§ **Written exercise**:
Extract, from the records beneath this instruction, each line that contains the word "phát".

=== Supplied data ===

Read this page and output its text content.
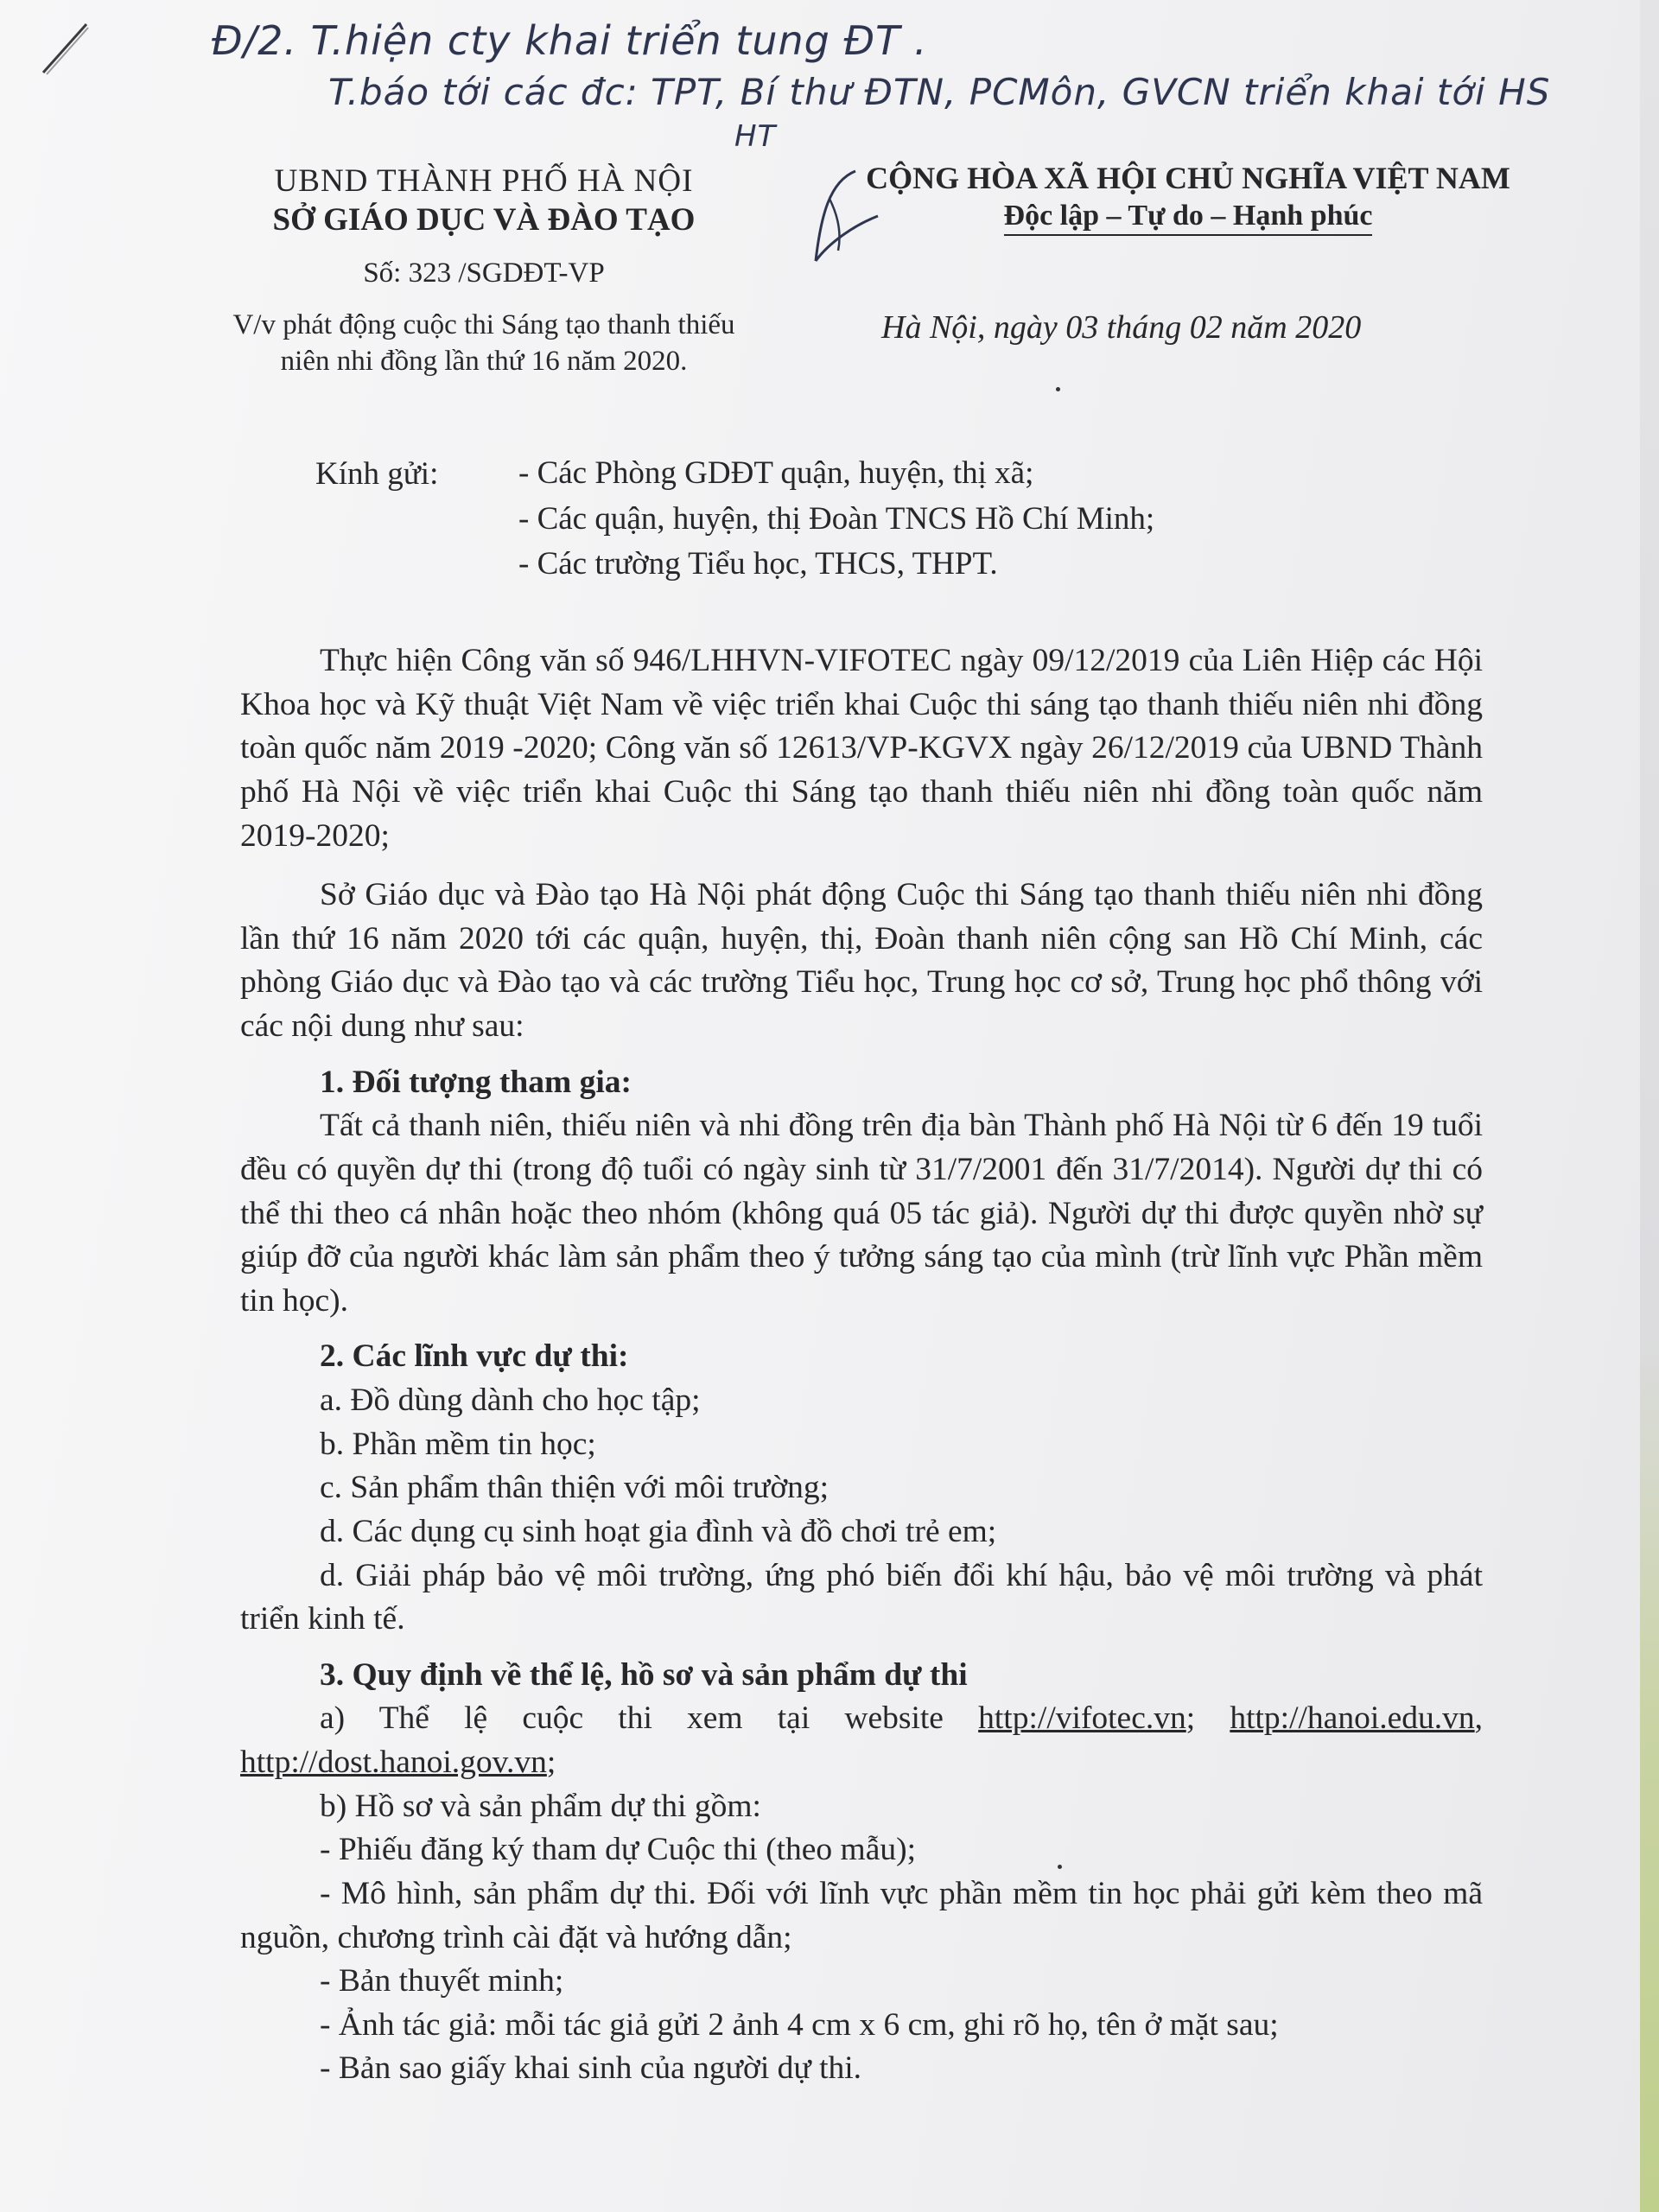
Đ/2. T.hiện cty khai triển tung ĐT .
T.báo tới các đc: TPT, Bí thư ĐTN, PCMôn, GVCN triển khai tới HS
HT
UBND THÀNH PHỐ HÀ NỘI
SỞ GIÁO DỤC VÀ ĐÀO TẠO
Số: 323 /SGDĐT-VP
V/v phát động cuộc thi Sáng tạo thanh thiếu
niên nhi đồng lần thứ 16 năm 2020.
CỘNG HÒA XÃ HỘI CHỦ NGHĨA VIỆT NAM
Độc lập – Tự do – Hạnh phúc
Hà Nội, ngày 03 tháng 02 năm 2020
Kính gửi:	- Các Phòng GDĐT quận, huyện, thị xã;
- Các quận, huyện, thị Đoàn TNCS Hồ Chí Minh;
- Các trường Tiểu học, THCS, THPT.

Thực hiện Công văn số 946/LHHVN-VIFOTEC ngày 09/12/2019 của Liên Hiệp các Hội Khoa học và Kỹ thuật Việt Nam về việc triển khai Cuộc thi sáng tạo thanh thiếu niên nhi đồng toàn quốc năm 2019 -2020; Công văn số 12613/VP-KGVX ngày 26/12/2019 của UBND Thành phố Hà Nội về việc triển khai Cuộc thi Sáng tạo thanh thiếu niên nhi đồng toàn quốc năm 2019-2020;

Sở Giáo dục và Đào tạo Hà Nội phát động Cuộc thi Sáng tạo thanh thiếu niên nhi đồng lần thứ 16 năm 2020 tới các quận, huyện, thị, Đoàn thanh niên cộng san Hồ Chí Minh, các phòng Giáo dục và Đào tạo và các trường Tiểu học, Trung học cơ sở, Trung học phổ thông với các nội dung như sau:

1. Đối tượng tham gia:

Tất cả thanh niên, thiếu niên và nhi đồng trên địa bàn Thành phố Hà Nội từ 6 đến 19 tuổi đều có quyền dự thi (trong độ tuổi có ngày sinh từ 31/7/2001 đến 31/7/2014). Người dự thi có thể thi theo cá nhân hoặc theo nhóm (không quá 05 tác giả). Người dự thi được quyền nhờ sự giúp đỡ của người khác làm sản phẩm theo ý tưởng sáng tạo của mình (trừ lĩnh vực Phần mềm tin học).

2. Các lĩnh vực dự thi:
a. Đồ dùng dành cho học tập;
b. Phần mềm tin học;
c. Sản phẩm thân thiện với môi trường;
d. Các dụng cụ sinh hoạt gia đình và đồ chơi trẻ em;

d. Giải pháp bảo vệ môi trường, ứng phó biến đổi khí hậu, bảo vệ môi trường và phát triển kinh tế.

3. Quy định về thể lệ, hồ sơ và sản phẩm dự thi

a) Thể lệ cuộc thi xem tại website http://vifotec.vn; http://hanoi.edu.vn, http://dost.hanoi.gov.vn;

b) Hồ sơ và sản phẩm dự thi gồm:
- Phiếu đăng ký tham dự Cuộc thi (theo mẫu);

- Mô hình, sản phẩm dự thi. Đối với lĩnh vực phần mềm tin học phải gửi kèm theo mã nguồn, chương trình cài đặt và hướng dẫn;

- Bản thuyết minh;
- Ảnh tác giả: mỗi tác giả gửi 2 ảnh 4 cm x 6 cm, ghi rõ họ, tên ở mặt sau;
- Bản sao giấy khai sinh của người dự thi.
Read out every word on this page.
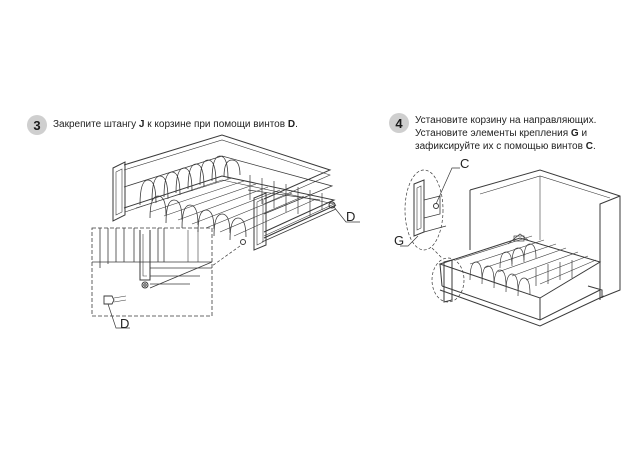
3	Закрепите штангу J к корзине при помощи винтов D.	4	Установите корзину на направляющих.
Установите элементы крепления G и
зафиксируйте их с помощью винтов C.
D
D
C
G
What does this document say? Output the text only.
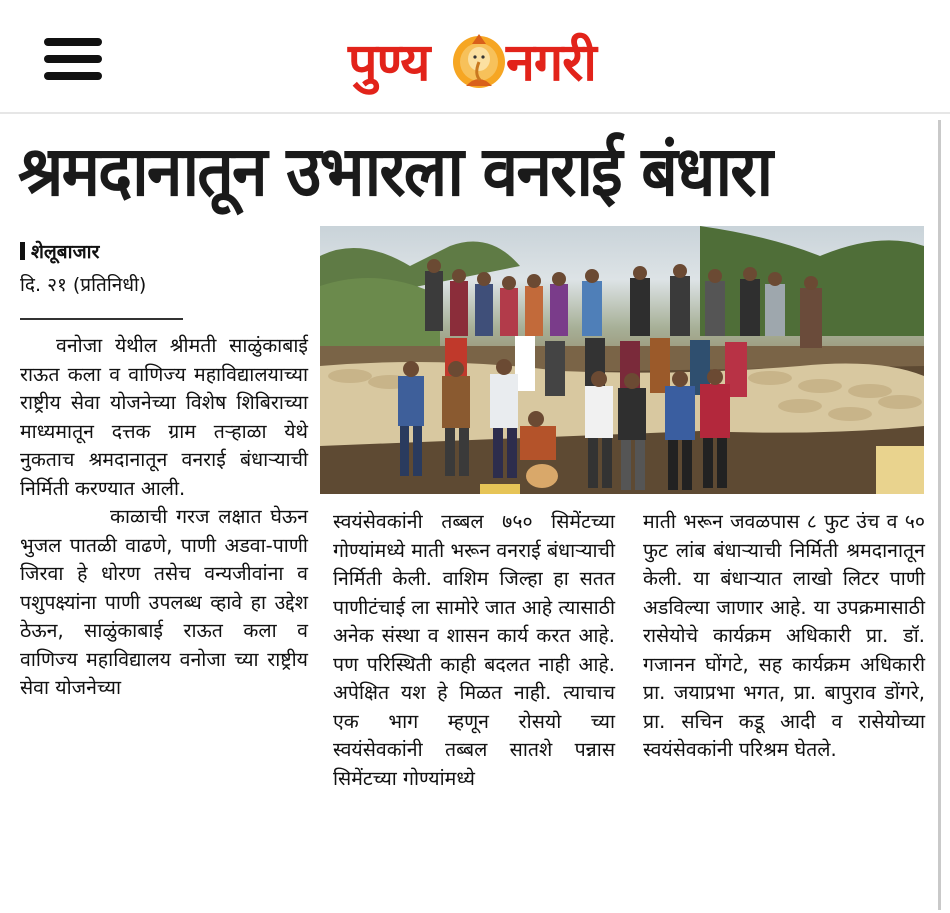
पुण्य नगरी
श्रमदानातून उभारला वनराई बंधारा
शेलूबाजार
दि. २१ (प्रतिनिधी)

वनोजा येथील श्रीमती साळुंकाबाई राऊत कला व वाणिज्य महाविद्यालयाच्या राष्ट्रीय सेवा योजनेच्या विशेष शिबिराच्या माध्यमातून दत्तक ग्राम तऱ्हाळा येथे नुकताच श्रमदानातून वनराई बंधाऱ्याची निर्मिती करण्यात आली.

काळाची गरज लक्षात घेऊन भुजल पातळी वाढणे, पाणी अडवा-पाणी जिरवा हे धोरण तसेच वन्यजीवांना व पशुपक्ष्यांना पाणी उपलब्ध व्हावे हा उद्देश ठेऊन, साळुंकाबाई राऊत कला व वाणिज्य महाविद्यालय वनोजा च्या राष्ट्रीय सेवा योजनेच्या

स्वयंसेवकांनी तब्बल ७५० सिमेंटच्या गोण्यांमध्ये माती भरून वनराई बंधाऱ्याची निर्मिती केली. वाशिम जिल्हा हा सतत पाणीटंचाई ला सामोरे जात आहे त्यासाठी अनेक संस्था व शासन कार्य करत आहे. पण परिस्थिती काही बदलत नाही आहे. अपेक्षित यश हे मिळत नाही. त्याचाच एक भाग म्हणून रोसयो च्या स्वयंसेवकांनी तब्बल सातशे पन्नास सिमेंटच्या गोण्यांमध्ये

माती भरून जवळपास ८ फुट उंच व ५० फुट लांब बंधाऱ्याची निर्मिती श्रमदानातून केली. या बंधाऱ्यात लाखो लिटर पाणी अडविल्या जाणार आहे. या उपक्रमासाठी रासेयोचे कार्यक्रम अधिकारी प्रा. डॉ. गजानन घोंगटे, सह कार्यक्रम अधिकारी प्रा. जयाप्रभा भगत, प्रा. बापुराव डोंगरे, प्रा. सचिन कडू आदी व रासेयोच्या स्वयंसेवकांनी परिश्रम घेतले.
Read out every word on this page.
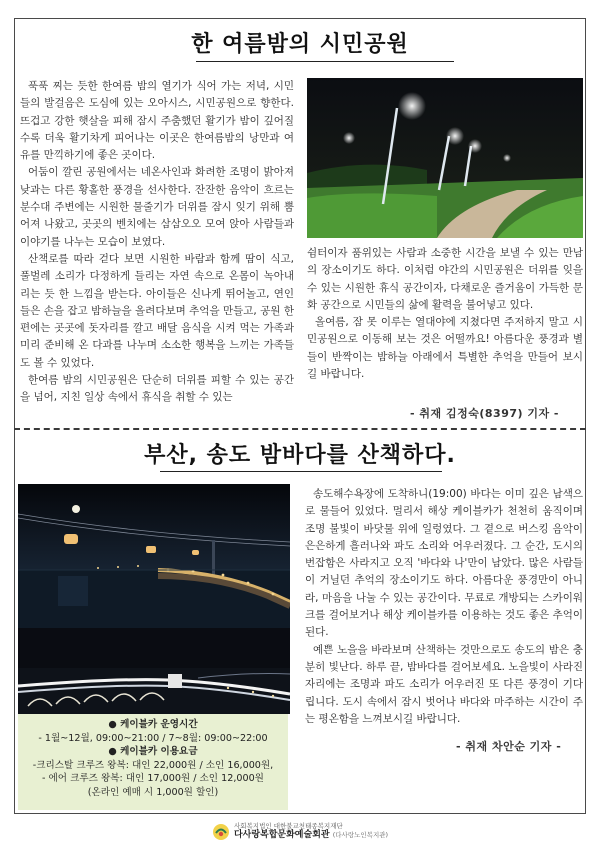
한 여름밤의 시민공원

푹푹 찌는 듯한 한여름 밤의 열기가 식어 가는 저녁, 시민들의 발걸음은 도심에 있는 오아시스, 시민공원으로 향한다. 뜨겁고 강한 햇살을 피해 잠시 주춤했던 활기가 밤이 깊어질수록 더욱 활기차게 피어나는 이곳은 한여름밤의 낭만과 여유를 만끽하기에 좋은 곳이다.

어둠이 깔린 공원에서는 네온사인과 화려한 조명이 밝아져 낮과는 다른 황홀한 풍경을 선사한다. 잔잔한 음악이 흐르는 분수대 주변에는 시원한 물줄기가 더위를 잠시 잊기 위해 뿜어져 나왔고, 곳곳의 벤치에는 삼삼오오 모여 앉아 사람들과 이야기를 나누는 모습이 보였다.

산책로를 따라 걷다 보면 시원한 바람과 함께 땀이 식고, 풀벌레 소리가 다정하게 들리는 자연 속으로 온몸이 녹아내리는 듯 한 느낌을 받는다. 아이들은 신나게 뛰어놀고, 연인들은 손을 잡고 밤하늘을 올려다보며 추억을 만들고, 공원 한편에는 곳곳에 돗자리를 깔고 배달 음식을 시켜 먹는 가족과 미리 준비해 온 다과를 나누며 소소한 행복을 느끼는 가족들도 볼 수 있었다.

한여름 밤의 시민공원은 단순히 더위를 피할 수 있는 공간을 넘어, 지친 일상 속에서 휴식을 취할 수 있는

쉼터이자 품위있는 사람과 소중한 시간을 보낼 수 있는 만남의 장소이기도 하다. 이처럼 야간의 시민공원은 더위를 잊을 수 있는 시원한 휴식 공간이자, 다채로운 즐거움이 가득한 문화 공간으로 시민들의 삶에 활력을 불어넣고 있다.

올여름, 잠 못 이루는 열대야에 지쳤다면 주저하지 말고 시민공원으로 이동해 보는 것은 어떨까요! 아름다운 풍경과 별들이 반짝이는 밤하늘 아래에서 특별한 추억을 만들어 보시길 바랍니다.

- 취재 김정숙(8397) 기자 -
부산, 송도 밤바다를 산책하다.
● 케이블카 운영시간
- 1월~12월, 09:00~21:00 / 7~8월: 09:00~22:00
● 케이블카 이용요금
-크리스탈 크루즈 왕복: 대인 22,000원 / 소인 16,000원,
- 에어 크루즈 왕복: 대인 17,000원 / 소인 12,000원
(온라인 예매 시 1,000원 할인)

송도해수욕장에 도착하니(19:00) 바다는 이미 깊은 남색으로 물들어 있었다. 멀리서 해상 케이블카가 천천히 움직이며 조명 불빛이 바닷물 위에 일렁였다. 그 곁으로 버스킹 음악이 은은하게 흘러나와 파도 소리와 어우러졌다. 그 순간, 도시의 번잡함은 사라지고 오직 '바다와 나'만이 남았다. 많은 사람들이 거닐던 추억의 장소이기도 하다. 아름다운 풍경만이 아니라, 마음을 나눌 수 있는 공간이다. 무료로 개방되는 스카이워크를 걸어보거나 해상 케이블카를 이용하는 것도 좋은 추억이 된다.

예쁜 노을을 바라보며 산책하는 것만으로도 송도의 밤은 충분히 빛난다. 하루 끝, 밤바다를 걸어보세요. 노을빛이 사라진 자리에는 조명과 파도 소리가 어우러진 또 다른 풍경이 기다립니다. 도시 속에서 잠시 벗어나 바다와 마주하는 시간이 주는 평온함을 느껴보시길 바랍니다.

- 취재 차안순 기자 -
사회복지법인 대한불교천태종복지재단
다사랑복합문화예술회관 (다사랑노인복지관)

===

§ **Full output**:
V/v phát động cuộc thi Sáng tạo thanh thiếu
Sở Giáo dục và Đào tạo Hà Nội phát động Cuộc thi Sáng tạo thanh thiếu niên nhi đồng lần thứ 16 năm 2020 tới các quận, huyện, thị, Đoàn thanh niên cộng san Hồ Chí Minh, các phòng Giáo dục và Đào tạo và các trường Tiểu học, Trung học cơ sở, Trung học phổ thông với các nội dung như sau:
d. Giải pháp bảo vệ môi trường, ứng phó biến đổi khí hậu, bảo vệ môi trường và phát triển kinh tế.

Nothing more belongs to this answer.